- The exercise
Render every entry verbatim.

================

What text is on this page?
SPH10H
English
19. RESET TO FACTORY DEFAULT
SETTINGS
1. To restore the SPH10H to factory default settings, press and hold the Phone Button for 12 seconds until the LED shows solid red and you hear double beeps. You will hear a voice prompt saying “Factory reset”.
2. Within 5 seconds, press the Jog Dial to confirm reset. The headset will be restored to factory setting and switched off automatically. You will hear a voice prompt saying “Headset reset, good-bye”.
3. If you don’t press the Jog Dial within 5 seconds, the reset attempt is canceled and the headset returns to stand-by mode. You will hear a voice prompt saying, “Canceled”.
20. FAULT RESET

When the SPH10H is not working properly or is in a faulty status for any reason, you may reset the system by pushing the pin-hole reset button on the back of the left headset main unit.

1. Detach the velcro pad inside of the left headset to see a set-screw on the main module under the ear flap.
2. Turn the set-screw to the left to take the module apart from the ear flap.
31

================

- Solution
What text is on this page?
SPH10H
English
19. RESET TO FACTORY DEFAULT
SETTINGS
1. To restore the SPH10H to factory default settings, press and hold the Phone Button for 12 seconds until the LED shows solid red and you hear double beeps. You will hear a voice prompt saying “Factory reset”.
2. Within 5 seconds, press the Jog Dial to confirm reset. The headset will be restored to factory setting and switched off automatically. You will hear a voice prompt saying “Headset reset, good-bye”.
3. If you don’t press the Jog Dial within 5 seconds, the reset attempt is canceled and the headset returns to stand-by mode. You will hear a voice prompt saying, “Canceled”.
20. FAULT RESET

When the SPH10H is not working properly or is in a faulty status for any reason, you may reset the system by pushing the pin-hole reset button on the back of the left headset main unit.

1. Detach the velcro pad inside of the left headset to see a set-screw on the main module under the ear flap.
2. Turn the set-screw to the left to take the module apart from the ear flap.
31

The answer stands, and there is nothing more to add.